→ **Source extract**
◆ ◆ ◆ ◆ ◆ ◆ ◆
Tuesday, August 25, 2009

The Taste of Memory

“Bring the food that you eat, when you need to know you are loved.”

This was our final assignment in a doctoral seminar class on the Eucharist. We were to bring enough of whatever food it was, to share with the class—sixteen doctoral and advanced masters’ degree students.

I didn’t have to think very hard about what to bring. Of course it had to be the lemon wafers.

These cookies are simplicity itself, which undoubtedly recommended them to the ladies organizing the Vacation Bible School at the Methodist church in Liberty, Texas that summer in 1978. One lemon cake mix, one egg, one cup of vegetable oil, mix and drop and bake at 350 for ten minutes…even the very youngest children could help.

When my grandmother picked me up that day at noon, I carried a plastic sandwich bag with a few lemon cookies in it, and the recipe printed on a half-sheet of typing paper. We shared them on the short drive home—still warm and soft in the middle, thin and crumbling brown at the edges.

Thereafter, these little treats were always available at her house. Gram made them in huge batches (they make a lot anyway) and froze them, layered between waxed paper in large shallow tupperware containers. When guests came to visit, she would ask “Would you like a cookie?” and unfailingly produce a plate of the bright yellow-gold circles.
◆ ◆ ◆ ◆ ◆ ◆ ◆
→ **Record extracts**
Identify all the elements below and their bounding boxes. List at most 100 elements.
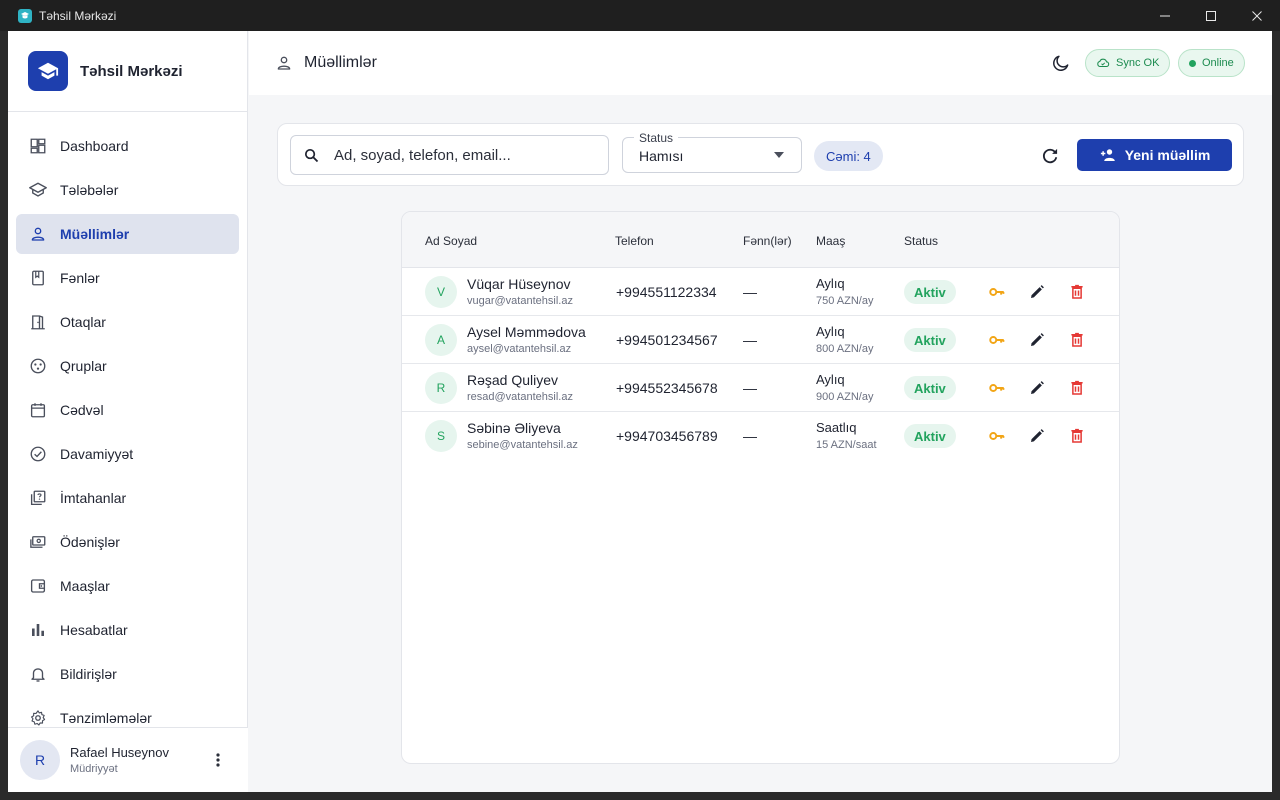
sidebar-item-label: Maaşlar: [60, 578, 110, 594]
table-row[interactable]: V Vüqar Hüseynov vugar@vatantehsil.az +9…: [402, 268, 1119, 316]
payments-icon: [29, 533, 47, 551]
groups-icon: [29, 357, 47, 375]
moon-icon: [1053, 55, 1069, 71]
close-icon: [1252, 10, 1262, 21]
person-icon: [29, 225, 47, 243]
table-row[interactable]: S Səbinə Əliyeva sebine@vatantehsil.az +…: [402, 412, 1119, 460]
refresh-button[interactable]: [1039, 145, 1061, 167]
sidebar-item-schedule[interactable]: Cədvəl: [16, 390, 239, 430]
trash-icon: [1071, 284, 1083, 299]
sidebar-item-teachers[interactable]: Müəllimlər: [16, 214, 239, 254]
key-icon: [989, 288, 1005, 296]
reset-password-button[interactable]: [987, 378, 1007, 398]
edit-button[interactable]: [1027, 426, 1047, 446]
edit-button[interactable]: [1027, 330, 1047, 350]
teacher-name: Aysel Məmmədova: [467, 324, 586, 340]
column-header-phone[interactable]: Telefon: [615, 234, 654, 248]
sidebar-item-label: Qruplar: [60, 358, 107, 374]
reset-password-button[interactable]: [987, 282, 1007, 302]
teacher-subjects: —: [743, 332, 757, 348]
salary-amount: 800 AZN/ay: [816, 343, 874, 355]
delete-button[interactable]: [1067, 378, 1087, 398]
bar-chart-icon: [29, 621, 47, 639]
online-status-badge: Online: [1178, 49, 1245, 77]
minimize-button[interactable]: [1142, 0, 1188, 31]
salary-type: Saatlıq: [816, 420, 857, 435]
sidebar-item-label: Cədvəl: [60, 402, 104, 418]
school-icon: [29, 181, 47, 199]
status-badge: Aktiv: [904, 280, 956, 304]
sidebar-item-label: Tələbələr: [60, 182, 119, 198]
edit-button[interactable]: [1027, 282, 1047, 302]
trash-icon: [1071, 380, 1083, 395]
reset-password-button[interactable]: [987, 330, 1007, 350]
filter-toolbar: Status Hamısı Cəmi: 4 Yeni müəllim: [277, 123, 1244, 186]
sidebar-item-payments[interactable]: Ödənişlər: [16, 522, 239, 562]
teacher-email: vugar@vatantehsil.az: [467, 295, 573, 307]
avatar[interactable]: R: [20, 740, 60, 780]
teacher-phone: +994552345678: [616, 380, 718, 396]
graduation-cap-icon: [28, 51, 68, 91]
book-icon: [29, 269, 47, 287]
status-dot-icon: [1189, 59, 1196, 67]
theme-toggle-button[interactable]: [1051, 53, 1071, 73]
status-filter-value: Hamısı: [639, 148, 684, 164]
online-status-label: Online: [1202, 57, 1234, 69]
key-icon: [989, 432, 1005, 440]
salary-amount: 15 AZN/saat: [816, 439, 877, 451]
pencil-icon: [1031, 333, 1044, 346]
delete-button[interactable]: [1067, 282, 1087, 302]
edit-button[interactable]: [1027, 378, 1047, 398]
table-row[interactable]: R Rəşad Quliyev resad@vatantehsil.az +99…: [402, 364, 1119, 412]
teacher-name: Vüqar Hüseynov: [467, 276, 571, 292]
sidebar-item-label: Hesabatlar: [60, 622, 128, 638]
sidebar-item-rooms[interactable]: Otaqlar: [16, 302, 239, 342]
maximize-icon: [1206, 10, 1216, 21]
column-header-name[interactable]: Ad Soyad: [425, 234, 477, 248]
column-header-salary[interactable]: Maaş: [816, 234, 845, 248]
search-input[interactable]: [334, 146, 594, 164]
sidebar-item-exams[interactable]: İmtahanlar: [16, 478, 239, 518]
maximize-button[interactable]: [1188, 0, 1234, 31]
wallet-icon: [29, 577, 47, 595]
sidebar-item-students[interactable]: Tələbələr: [16, 170, 239, 210]
add-teacher-button[interactable]: Yeni müəllim: [1077, 139, 1232, 171]
sidebar-item-salaries[interactable]: Maaşlar: [16, 566, 239, 606]
window-border-bottom: [0, 792, 1280, 800]
reset-password-button[interactable]: [987, 426, 1007, 446]
sidebar-item-attendance[interactable]: Davamiyyət: [16, 434, 239, 474]
total-count-badge: Cəmi: 4: [814, 141, 883, 171]
sidebar-item-groups[interactable]: Qruplar: [16, 346, 239, 386]
more-vert-icon[interactable]: [210, 752, 226, 768]
sidebar-item-subjects[interactable]: Fənlər: [16, 258, 239, 298]
search-icon: [304, 148, 319, 162]
window-border-right: [1272, 31, 1280, 800]
user-name: Rafael Huseynov: [70, 745, 169, 760]
caret-down-icon: [774, 152, 784, 158]
close-button[interactable]: [1234, 0, 1280, 31]
delete-button[interactable]: [1067, 426, 1087, 446]
delete-button[interactable]: [1067, 330, 1087, 350]
teacher-subjects: —: [743, 380, 757, 396]
dashboard-icon: [29, 137, 47, 155]
sidebar-item-notifications[interactable]: Bildirişlər: [16, 654, 239, 694]
sidebar-item-reports[interactable]: Hesabatlar: [16, 610, 239, 650]
column-header-status[interactable]: Status: [904, 234, 938, 248]
sidebar-item-dashboard[interactable]: Dashboard: [16, 126, 239, 166]
sync-status-badge: Sync OK: [1085, 49, 1171, 77]
pencil-icon: [1031, 429, 1044, 442]
sidebar-item-label: Bildirişlər: [60, 666, 117, 682]
avatar: R: [425, 372, 457, 404]
sidebar: Təhsil Mərkəzi Dashboard Tələbələr Müəll…: [8, 31, 248, 792]
door-icon: [29, 313, 47, 331]
trash-icon: [1071, 428, 1083, 443]
teacher-name: Səbinə Əliyeva: [467, 420, 561, 436]
sidebar-item-label: Fənlər: [60, 270, 100, 286]
teacher-phone: +994703456789: [616, 428, 718, 444]
sidebar-item-label: Müəllimlər: [60, 226, 130, 242]
table-row[interactable]: A Aysel Məmmədova aysel@vatantehsil.az +…: [402, 316, 1119, 364]
column-header-subjects[interactable]: Fənn(lər): [743, 234, 792, 248]
title-bar: Təhsil Mərkəzi: [0, 0, 1280, 31]
avatar: S: [425, 420, 457, 452]
status-filter-select[interactable]: Status Hamısı: [622, 131, 802, 173]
◆ ◆ ◆ ◆ ◆ ◆ ◆
→ **What this task involves**
Reproduce the entire lemon wafer memoir word for word, from its date line to its final sentence.

→ **Response**
Tuesday, August 25, 2009

The Taste of Memory

“Bring the food that you eat, when you need to know you are loved.”

This was our final assignment in a doctoral seminar class on the Eucharist. We were to bring enough of whatever food it was, to share with the class—sixteen doctoral and advanced masters’ degree students.

I didn’t have to think very hard about what to bring. Of course it had to be the lemon wafers.

These cookies are simplicity itself, which undoubtedly recommended them to the ladies organizing the Vacation Bible School at the Methodist church in Liberty, Texas that summer in 1978. One lemon cake mix, one egg, one cup of vegetable oil, mix and drop and bake at 350 for ten minutes…even the very youngest children could help.

When my grandmother picked me up that day at noon, I carried a plastic sandwich bag with a few lemon cookies in it, and the recipe printed on a half-sheet of typing paper. We shared them on the short drive home—still warm and soft in the middle, thin and crumbling brown at the edges.

Thereafter, these little treats were always available at her house. Gram made them in huge batches (they make a lot anyway) and froze them, layered between waxed paper in large shallow tupperware containers. When guests came to visit, she would ask “Would you like a cookie?” and unfailingly produce a plate of the bright yellow-gold circles.